* TESTO DI STUDIO:

Il Ftse Mib guadagna lo 0,6% e chiude a 33.494 punti. Il calo inaspettato del Pmi servizi nell'Eurozona a novembre ha alimentato i timori degli operatori sulle prospettive di crescita e depone a favore di ulteriori tagli ai tassi d'interesse da parte della Banca centrale europea.
Il dato, nella lettura preliminare, si è attestato a 49,2 punti e quello manifatturiero a 45,2 punti. Il Pmi composito si è quindi collocato sotto la soglia di invarianza, a 48,1 punti, segnando il valore più basso da 10 mesi a questa parte. "Difficilmente la situazione avrebbe potuto rivelarsi peggiore. Il settore manifatturiero dell'Eurozona sta affondando sempre più nella recessione, e adesso, dopo i due mesi precedenti di lieve crescita, anche il settore dei servizi sta iniziando ad essere in difficoltà", commenta Cyrus de la Rubia, Chief Economist di Hamburg Commercial Bank.
Di contro, negli Stati Uniti, la stima flash di S&P Global sul settore dei servizi si è attestata a 57 punti contro i 55 di ottobre e a fronte di stime che la vedevano invariata. Quella sul settore manifatturiero ha registrato un miglioramento rispetto ai 48,5 punti di ottobre, toccando quota 48,8 punti - leggermente sotto le attese a 48,9. Il dato rimane comunque sotto la soglia di invarianza, evidenziando aspettative per un'ulteriore contrazione dell'attività nel settore.
L'euro è sceso al livello più basso degli ultimi due anni con gli operatori che scommettono in tagli dei tassi più aggressivi da parte della Bce per sostenere l'economia della regione. La moneta comune è scesa di oltre l'1% a 1,0335 dollari, il livello più basso dal novembre 2022. Le probabilità di un taglio di mezzo punto dei tassi il mese prossimo sono salite a oltre il 50%, dal 15% circa di ieri.
A Piazza Affari, in rosso i titoli del settore bancario, con Unicredit fanalino di coda (-1,87%). Seguono Bper (-1,52%), Banco Bpm (-1,28%), B.Mps (-1,03%), Intesa Sanpaolo (-0,93%), B.P.Sondrio (-0,89%). In territorio positivo Mediobanca (+0,79%), reduce comunque da vendite significative nel corso delle ultime due settimane, dopo la pubblicazione dei conti per i primi 9 mesi.

* DATI MOSTRATI:

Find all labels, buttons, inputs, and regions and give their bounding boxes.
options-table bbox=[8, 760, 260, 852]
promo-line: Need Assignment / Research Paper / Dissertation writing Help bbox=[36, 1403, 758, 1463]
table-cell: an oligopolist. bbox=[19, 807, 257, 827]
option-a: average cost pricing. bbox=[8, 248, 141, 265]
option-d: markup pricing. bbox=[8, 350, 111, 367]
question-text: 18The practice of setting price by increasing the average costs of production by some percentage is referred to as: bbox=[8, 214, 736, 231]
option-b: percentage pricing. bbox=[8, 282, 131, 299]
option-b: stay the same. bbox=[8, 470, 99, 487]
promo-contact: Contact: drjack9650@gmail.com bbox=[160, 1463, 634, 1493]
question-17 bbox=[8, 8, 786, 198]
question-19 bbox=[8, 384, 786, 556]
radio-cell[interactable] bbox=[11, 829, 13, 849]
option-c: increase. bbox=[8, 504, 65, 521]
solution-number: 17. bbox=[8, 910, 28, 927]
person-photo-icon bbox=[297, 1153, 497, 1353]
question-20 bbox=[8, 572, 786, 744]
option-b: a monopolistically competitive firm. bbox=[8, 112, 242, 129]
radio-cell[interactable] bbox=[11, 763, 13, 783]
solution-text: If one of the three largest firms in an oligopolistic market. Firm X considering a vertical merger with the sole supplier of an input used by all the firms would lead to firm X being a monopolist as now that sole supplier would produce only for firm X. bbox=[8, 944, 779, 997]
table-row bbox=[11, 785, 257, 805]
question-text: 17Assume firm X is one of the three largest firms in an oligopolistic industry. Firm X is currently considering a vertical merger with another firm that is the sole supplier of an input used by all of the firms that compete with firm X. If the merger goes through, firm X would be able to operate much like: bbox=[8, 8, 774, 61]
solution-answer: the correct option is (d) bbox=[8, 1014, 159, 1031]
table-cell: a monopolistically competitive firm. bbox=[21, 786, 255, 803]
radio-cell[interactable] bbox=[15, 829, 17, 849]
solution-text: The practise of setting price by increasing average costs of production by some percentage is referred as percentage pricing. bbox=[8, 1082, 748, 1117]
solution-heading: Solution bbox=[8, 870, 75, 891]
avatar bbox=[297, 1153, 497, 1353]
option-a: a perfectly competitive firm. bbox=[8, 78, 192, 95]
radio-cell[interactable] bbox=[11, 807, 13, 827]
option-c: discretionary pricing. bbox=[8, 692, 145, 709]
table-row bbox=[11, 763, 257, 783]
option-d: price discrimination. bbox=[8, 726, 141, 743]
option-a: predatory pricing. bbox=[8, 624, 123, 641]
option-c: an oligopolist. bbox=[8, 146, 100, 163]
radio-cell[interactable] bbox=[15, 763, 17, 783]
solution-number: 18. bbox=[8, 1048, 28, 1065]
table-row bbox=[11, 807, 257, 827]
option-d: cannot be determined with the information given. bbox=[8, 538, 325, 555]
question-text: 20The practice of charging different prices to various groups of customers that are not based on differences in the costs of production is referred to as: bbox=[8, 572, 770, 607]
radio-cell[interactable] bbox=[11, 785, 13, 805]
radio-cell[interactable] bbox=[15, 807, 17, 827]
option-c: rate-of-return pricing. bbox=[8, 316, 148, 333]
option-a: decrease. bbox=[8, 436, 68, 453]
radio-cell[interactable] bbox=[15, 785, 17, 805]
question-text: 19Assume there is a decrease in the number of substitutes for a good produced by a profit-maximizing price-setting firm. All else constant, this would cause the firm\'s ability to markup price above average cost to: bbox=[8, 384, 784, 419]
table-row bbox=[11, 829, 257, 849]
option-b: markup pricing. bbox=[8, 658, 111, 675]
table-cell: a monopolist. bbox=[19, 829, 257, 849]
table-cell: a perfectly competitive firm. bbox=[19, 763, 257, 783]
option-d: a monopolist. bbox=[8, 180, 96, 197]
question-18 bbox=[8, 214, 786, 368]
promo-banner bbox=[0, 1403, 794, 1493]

* DESCRIZIONE DEL COMPITO: Riporta il passo del testo sulla Borsa che va da "L'euro è sceso" fino a "circa di ieri." incluso.

* SPAZIO RISPOSTA:
L'euro è sceso al livello più basso degli ultimi due anni con gli operatori che scommettono in tagli dei tassi più aggressivi da parte della Bce per sostenere l'economia della regione. La moneta comune è scesa di oltre l'1% a 1,0335 dollari, il livello più basso dal novembre 2022. Le probabilità di un taglio di mezzo punto dei tassi il mese prossimo sono salite a oltre il 50%, dal 15% circa di ieri.